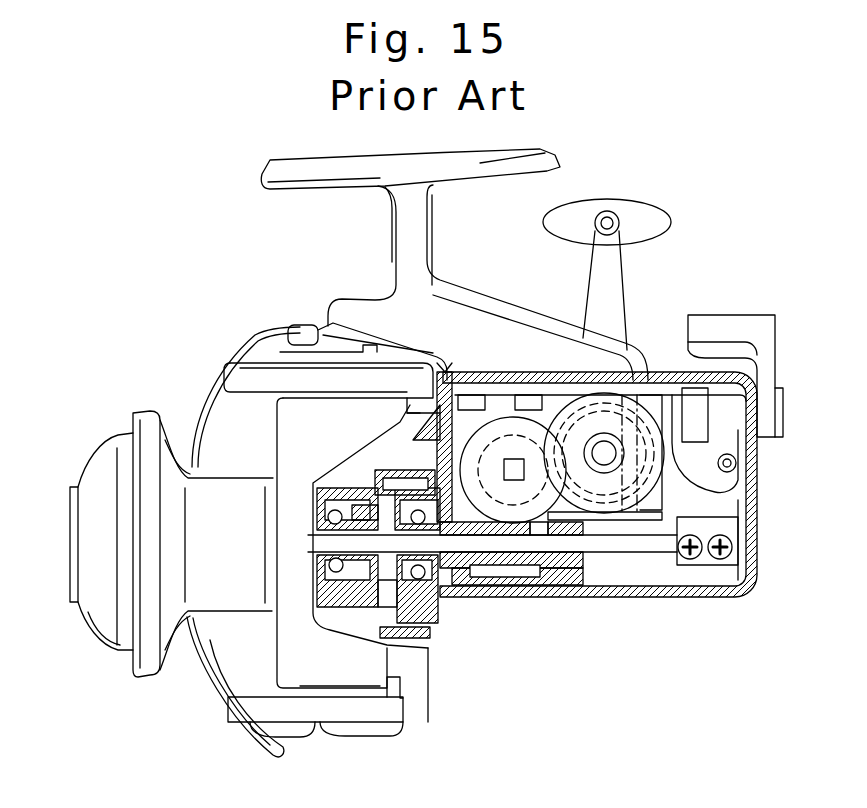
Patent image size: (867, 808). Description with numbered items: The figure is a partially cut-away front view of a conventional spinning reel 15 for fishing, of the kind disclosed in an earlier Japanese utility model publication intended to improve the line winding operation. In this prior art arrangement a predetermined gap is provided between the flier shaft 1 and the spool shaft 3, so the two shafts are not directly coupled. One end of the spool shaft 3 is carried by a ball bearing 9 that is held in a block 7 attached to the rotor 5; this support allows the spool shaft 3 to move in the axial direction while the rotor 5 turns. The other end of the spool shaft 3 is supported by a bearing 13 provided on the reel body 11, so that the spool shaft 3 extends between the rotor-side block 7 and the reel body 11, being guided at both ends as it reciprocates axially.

The flier shaft 1 is at (470, 563).
The spool shaft 3 is at (642, 548).
The rotor 5 is at (283, 425).
The block 7 is at (346, 600).
The ball bearing 9 is at (320, 507).
The reel body 11 is at (440, 363).
The bearing 13 is at (556, 590).
The spinning reel 15 is at (698, 224).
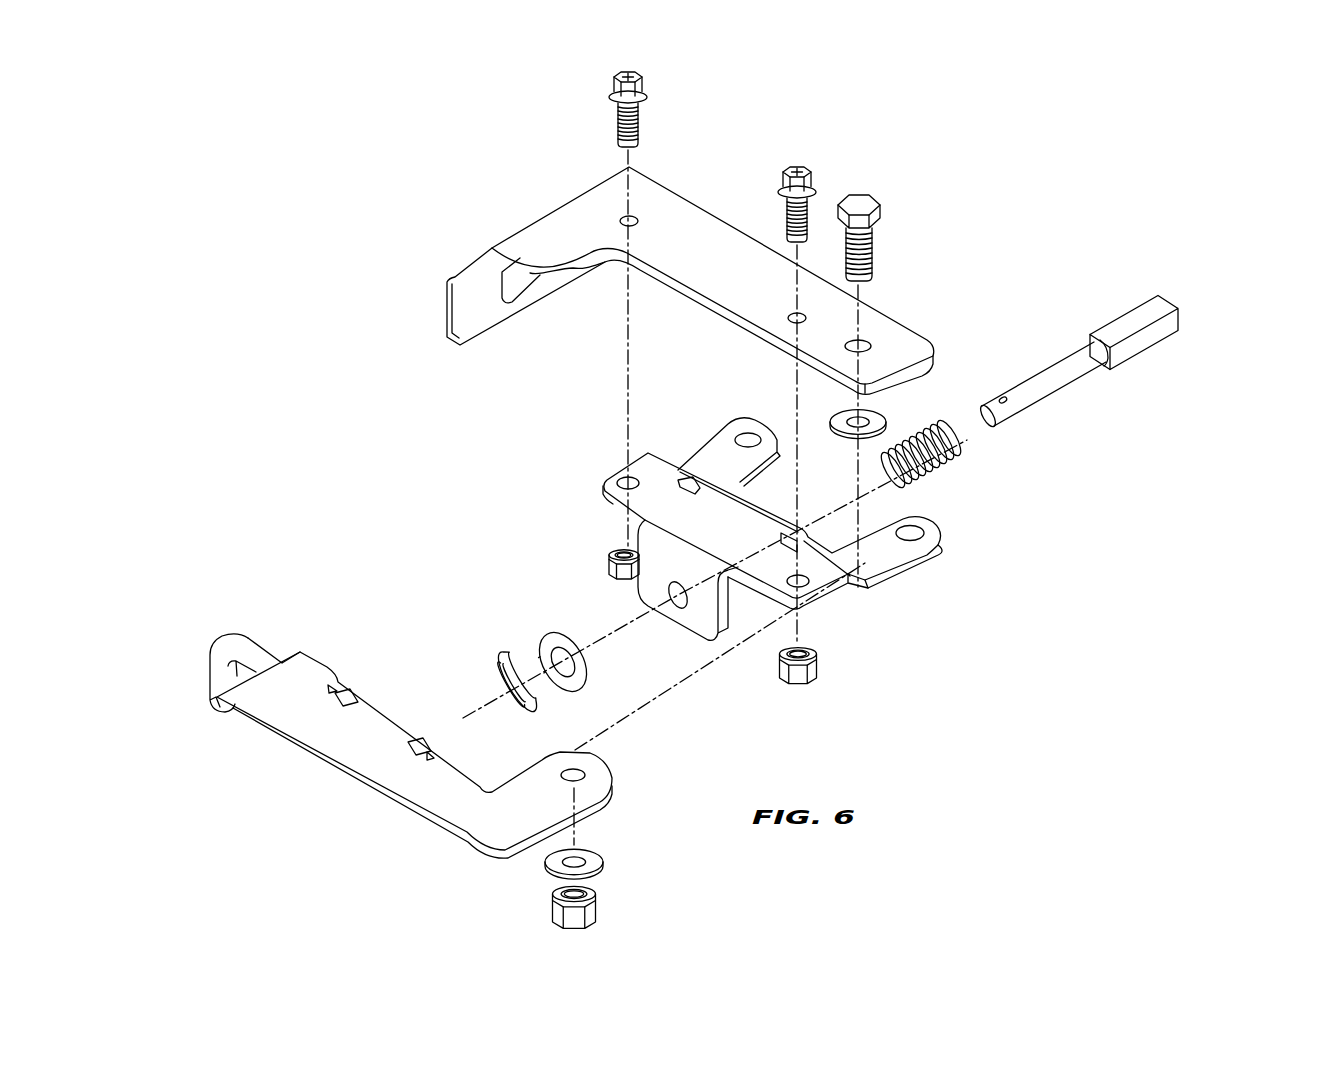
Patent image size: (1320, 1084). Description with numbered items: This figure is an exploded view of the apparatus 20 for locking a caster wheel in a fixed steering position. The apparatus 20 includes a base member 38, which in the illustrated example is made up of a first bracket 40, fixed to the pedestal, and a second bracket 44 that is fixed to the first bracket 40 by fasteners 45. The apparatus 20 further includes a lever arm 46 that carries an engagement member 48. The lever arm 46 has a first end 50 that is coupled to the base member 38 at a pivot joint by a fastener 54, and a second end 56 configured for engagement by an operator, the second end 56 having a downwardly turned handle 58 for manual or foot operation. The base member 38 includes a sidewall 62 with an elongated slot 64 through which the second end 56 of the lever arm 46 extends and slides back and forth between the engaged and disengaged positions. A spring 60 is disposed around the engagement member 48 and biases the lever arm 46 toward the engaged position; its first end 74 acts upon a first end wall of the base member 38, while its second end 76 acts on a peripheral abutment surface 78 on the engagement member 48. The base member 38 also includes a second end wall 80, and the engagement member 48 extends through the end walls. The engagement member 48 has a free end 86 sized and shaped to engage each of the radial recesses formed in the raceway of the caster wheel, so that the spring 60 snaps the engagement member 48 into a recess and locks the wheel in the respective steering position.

The apparatus 20 is at (983, 152).
The base member 38 is at (388, 402).
The first bracket 40 is at (905, 555).
The second bracket 44 is at (698, 227).
The fasteners 45 is at (645, 94).
The lever arm 46 is at (375, 720).
The engagement member 48 is at (1063, 381).
The first end of the lever arm 50 is at (467, 817).
The fastener 54 is at (864, 201).
The second end of the lever arm 56 is at (270, 655).
The downwardly turned handle 58 is at (215, 678).
The spring 60 is at (917, 428).
The sidewall 62 is at (472, 317).
The elongated slot 64 is at (518, 288).
The first end of the spring 74 is at (905, 487).
The second end of the spring 76 is at (962, 445).
The peripheral abutment surface 78 is at (1088, 337).
The second end wall 80 is at (642, 602).
The free end 86 is at (1171, 299).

● WHAT THE EXERCISE ASKS
Render every line of the entries above as a Markdown table with the columns Row and Content, numbering the rows in order and omitting blank lines and the pictures.

● RESULT OF THIS TASK
| Row | Content |
|---|---|
| 1 | Patent image size: (867, 808). Description with numbered items: The figure is a partially cut-away front view of a conventional spinning reel 15 for fishing, of the kind disclosed in an earlier Japanese utility model publication intended to improve the line winding operation. In this prior art arrangement a predetermined gap is provided between the flier shaft 1 and the spool shaft 3, so the two shafts are not directly coupled. One end of the spool shaft 3 is carried by a ball bearing 9 that is held in a block 7 attached to the rotor 5; this support allows the spool shaft 3 to move in the axial direction while the rotor 5 turns. The other end of the spool shaft 3 is supported by a bearing 13 provided on the reel body 11, so that the spool shaft 3 extends between the rotor-side block 7 and the reel body 11, being guided at both ends as it reciprocates axially. |
| 2 | The flier shaft 1 is at (470, 563). |
| 3 | The spool shaft 3 is at (642, 548). |
| 4 | The rotor 5 is at (283, 425). |
| 5 | The block 7 is at (346, 600). |
| 6 | The ball bearing 9 is at (320, 507). |
| 7 | The reel body 11 is at (440, 363). |
| 8 | The bearing 13 is at (556, 590). |
| 9 | The spinning reel 15 is at (698, 224). |
| 10 | Patent image size: (1320, 1084). Description with numbered items: This figure is an exploded view of the apparatus 20 for locking a caster wheel in a fixed steering position. The apparatus 20 includes a base member 38, which in the illustrated example is made up of a first bracket 40, fixed to the pedestal, and a second bracket 44 that is fixed to the first bracket 40 by fasteners 45. The apparatus 20 further includes a lever arm 46 that carries an engagement member 48. The lever arm 46 has a first end 50 that is coupled to the base member 38 at a pivot joint by a fastener 54, and a second end 56 configured for engagement by an operator, the second end 56 having a downwardly turned handle 58 for manual or foot operation. The base member 38 includes a sidewall 62 with an elongated slot 64 through which the second end 56 of the lever arm 46 extends and slides back and forth between the engaged and disengaged positions. A spring 60 is disposed around the engagement member 48 and biases the lever arm 46 toward the engaged position; its first end 74 acts upon a first end wall of the base member 38, while its second end 76 acts on a peripheral abutment surface 78 on the engagement member 48. The base member 38 also includes a second end wall 80, and the engagement member 48 extends through the end walls. The engagement member 48 has a free end 86 sized and shaped to engage each of the radial recesses formed in the raceway of the caster wheel, so that the spring 60 snaps the engagement member 48 into a recess and locks the wheel in the respective steering position. |
| 11 | The apparatus 20 is at (983, 152). |
| 12 | The base member 38 is at (388, 402). |
| 13 | The first bracket 40 is at (905, 555). |
| 14 | The second bracket 44 is at (698, 227). |
| 15 | The fasteners 45 is at (645, 94). |
| 16 | The lever arm 46 is at (375, 720). |
| 17 | The engagement member 48 is at (1063, 381). |
| 18 | The first end of the lever arm 50 is at (467, 817). |
| 19 | The fastener 54 is at (864, 201). |
| 20 | The second end of the lever arm 56 is at (270, 655). |
| 21 | The downwardly turned handle 58 is at (215, 678). |
| 22 | The spring 60 is at (917, 428). |
| 23 | The sidewall 62 is at (472, 317). |
| 24 | The elongated slot 64 is at (518, 288). |
| 25 | The first end of the spring 74 is at (905, 487). |
| 26 | The second end of the spring 76 is at (962, 445). |
| 27 | The peripheral abutment surface 78 is at (1088, 337). |
| 28 | The second end wall 80 is at (642, 602). |
| 29 | The free end 86 is at (1171, 299). |